Directions. Sort through the entries below and pull out lines containing the word "EURUSD".

begin Records for processing

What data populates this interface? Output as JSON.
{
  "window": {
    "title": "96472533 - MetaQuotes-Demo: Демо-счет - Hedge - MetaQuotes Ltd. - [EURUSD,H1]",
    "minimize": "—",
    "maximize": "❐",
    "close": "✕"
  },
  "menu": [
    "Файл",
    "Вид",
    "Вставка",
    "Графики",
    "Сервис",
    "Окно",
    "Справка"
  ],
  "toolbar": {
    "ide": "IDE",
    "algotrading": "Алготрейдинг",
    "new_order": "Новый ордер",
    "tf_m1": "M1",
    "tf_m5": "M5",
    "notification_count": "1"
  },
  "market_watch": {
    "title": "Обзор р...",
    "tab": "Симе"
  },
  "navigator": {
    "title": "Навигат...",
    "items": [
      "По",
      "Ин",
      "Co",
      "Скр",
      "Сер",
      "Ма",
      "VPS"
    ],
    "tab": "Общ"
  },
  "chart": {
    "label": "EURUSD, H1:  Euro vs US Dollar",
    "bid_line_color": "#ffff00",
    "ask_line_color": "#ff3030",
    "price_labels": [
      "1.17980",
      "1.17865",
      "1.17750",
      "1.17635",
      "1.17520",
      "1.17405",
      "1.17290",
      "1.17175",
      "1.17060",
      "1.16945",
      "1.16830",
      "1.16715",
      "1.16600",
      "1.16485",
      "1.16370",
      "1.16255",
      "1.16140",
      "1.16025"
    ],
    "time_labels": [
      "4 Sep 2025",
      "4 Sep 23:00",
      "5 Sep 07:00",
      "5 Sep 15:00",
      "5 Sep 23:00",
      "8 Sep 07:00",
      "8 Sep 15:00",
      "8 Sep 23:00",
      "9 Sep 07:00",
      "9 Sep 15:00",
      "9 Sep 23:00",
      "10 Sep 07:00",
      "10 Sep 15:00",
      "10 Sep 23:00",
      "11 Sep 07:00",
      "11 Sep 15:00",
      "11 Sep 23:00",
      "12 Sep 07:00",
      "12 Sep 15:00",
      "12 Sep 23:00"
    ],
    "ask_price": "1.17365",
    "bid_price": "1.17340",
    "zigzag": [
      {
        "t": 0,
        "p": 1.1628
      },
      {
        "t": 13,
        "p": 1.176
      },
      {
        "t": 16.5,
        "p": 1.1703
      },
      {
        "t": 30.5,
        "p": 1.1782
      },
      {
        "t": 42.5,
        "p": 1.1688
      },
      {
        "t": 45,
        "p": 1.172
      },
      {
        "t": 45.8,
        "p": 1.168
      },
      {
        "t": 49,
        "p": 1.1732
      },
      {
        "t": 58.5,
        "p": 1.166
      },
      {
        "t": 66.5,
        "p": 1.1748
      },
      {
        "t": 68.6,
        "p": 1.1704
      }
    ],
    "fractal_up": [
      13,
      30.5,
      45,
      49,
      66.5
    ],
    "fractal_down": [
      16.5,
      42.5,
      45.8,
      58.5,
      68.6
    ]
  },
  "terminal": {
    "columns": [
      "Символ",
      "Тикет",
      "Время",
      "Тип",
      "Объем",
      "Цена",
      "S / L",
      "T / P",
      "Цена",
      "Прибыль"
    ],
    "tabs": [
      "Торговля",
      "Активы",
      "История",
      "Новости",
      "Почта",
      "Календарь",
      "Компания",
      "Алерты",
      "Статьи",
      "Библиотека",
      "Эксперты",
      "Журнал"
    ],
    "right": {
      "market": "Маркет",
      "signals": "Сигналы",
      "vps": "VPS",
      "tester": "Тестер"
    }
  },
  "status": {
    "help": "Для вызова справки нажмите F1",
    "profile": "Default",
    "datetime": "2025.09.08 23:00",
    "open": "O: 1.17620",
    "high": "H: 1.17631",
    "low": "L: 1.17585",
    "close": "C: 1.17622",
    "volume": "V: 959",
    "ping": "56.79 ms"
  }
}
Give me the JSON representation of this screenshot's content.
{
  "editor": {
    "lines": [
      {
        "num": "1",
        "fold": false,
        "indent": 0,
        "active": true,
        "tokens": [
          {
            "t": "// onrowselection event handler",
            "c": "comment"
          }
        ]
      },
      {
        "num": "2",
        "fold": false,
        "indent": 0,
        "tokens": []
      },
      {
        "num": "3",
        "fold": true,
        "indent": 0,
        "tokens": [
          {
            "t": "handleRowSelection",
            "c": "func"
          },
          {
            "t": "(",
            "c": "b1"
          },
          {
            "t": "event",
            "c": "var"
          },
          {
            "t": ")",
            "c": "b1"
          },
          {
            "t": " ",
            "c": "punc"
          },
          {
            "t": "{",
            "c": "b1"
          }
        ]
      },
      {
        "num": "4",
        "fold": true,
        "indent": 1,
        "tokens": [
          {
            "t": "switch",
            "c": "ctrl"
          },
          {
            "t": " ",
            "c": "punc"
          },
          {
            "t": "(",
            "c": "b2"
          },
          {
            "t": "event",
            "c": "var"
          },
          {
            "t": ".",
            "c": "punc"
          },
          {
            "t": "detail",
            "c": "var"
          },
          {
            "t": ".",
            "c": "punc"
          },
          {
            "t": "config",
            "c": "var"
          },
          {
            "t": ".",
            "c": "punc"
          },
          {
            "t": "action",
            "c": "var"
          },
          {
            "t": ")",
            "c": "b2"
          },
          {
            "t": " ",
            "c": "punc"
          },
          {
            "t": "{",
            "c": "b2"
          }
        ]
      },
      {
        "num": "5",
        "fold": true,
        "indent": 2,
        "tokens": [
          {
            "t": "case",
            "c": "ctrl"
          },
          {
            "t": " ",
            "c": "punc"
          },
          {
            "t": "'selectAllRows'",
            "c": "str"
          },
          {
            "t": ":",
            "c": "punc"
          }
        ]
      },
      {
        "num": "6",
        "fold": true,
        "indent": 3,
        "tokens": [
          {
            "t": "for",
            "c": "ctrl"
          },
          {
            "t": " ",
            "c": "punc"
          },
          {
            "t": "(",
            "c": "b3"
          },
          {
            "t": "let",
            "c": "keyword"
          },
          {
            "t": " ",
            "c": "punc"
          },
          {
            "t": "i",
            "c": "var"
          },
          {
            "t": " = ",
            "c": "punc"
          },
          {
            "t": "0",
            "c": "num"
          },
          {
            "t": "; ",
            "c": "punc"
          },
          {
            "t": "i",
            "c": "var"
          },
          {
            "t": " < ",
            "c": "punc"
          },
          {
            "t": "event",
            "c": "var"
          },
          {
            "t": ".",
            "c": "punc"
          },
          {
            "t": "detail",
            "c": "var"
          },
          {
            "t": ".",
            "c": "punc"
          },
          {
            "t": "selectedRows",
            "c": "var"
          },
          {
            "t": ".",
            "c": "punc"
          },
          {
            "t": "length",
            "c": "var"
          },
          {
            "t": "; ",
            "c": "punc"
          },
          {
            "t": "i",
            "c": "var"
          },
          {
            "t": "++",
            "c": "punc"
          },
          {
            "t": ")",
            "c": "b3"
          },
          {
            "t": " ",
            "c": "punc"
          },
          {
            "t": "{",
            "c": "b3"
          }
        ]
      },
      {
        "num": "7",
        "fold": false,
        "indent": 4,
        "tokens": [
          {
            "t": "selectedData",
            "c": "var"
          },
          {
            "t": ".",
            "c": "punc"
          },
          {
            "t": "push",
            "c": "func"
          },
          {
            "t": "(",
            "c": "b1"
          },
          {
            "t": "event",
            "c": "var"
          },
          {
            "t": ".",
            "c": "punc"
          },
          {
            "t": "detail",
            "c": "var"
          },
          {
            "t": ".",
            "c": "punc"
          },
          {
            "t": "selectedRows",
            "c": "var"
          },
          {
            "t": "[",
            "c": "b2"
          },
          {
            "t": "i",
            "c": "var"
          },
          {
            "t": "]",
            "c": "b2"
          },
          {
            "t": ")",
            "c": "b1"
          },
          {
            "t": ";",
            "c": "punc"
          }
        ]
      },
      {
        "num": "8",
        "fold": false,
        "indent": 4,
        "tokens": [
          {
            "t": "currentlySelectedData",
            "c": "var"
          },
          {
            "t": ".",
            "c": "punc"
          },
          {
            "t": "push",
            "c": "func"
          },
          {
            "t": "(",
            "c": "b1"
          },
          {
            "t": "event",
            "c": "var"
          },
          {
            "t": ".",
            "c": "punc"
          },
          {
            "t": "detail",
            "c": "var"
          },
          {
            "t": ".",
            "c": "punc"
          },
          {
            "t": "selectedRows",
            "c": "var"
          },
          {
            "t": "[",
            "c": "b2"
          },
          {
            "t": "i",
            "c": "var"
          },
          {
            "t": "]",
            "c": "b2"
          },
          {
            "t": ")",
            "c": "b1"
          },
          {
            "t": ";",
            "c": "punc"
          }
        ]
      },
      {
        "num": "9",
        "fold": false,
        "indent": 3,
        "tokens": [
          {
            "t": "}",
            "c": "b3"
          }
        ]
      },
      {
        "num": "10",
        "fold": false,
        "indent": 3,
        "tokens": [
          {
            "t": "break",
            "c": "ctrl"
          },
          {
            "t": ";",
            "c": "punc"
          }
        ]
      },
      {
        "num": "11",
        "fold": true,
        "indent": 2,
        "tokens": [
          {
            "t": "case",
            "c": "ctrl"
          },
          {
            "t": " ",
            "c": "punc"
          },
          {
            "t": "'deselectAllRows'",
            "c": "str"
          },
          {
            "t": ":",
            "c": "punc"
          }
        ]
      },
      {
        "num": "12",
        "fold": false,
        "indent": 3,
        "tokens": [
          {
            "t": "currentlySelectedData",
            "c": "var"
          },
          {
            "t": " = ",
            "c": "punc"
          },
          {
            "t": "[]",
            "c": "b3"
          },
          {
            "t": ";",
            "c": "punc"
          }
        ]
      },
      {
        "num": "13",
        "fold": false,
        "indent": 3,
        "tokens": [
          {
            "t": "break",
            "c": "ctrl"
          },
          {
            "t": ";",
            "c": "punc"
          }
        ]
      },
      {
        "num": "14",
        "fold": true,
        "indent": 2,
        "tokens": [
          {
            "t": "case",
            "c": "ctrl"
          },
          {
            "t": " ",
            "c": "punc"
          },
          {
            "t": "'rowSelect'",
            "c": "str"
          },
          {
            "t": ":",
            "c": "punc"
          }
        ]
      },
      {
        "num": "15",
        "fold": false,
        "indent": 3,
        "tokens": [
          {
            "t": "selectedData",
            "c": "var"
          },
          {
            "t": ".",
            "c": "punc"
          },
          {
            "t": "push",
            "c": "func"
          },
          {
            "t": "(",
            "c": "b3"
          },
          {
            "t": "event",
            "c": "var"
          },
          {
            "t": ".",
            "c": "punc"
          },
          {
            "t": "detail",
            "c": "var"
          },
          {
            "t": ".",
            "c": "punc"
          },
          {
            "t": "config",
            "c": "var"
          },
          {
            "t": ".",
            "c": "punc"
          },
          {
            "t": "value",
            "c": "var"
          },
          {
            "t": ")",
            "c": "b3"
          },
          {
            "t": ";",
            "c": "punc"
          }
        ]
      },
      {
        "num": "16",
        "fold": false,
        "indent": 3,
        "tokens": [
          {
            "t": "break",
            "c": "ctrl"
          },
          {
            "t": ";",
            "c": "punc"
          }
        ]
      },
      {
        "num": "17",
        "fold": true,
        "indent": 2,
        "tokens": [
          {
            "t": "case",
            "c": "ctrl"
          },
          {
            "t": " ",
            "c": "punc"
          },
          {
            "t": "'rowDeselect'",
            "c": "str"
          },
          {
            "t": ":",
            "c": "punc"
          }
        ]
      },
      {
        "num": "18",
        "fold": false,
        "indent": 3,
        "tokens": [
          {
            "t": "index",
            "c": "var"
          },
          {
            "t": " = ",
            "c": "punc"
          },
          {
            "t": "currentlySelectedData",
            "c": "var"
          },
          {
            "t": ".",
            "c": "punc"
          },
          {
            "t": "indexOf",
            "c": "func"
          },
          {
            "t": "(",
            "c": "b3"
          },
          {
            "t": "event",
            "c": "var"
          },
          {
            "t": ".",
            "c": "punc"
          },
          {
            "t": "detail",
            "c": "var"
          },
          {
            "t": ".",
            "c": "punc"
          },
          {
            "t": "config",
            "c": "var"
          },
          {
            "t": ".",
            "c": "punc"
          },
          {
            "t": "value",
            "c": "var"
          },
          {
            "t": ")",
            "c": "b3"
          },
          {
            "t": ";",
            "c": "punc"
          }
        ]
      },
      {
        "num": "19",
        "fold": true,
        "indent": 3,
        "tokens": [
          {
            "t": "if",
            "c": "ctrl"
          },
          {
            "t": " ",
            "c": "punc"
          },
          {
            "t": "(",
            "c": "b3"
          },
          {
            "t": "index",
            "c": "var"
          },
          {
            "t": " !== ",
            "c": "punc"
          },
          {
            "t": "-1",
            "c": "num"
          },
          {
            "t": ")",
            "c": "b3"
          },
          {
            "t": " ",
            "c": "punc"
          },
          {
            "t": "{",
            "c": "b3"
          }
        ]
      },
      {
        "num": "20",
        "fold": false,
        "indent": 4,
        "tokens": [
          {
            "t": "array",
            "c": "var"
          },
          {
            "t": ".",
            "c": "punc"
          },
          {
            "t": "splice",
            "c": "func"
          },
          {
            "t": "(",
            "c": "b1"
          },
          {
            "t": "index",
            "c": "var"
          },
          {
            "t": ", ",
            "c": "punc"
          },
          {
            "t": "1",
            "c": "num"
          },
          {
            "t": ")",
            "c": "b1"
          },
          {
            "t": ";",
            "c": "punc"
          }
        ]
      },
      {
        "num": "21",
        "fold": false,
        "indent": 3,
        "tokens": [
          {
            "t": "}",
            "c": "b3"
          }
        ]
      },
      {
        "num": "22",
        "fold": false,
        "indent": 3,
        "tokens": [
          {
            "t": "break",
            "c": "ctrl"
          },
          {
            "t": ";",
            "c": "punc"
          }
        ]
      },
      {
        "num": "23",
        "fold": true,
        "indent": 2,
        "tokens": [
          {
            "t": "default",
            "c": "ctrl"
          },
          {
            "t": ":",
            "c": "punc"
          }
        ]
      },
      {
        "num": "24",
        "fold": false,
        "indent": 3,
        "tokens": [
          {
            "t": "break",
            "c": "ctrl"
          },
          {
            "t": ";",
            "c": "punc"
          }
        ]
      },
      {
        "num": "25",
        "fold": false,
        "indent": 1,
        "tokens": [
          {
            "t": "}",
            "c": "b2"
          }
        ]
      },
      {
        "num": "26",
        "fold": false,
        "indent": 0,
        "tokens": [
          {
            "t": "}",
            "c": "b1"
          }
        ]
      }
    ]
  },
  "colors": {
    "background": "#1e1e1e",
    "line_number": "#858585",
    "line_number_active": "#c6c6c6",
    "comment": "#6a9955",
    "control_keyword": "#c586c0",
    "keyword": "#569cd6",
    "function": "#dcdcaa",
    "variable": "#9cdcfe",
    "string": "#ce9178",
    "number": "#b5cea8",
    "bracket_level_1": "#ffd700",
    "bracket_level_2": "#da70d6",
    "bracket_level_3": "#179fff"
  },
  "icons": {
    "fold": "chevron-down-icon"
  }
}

end Records for processing

Full output.
    "title": "96472533 - MetaQuotes-Demo: Демо-счет - Hedge - MetaQuotes Ltd. - [EURUSD,H1]",
    "label": "EURUSD, H1:  Euro vs US Dollar",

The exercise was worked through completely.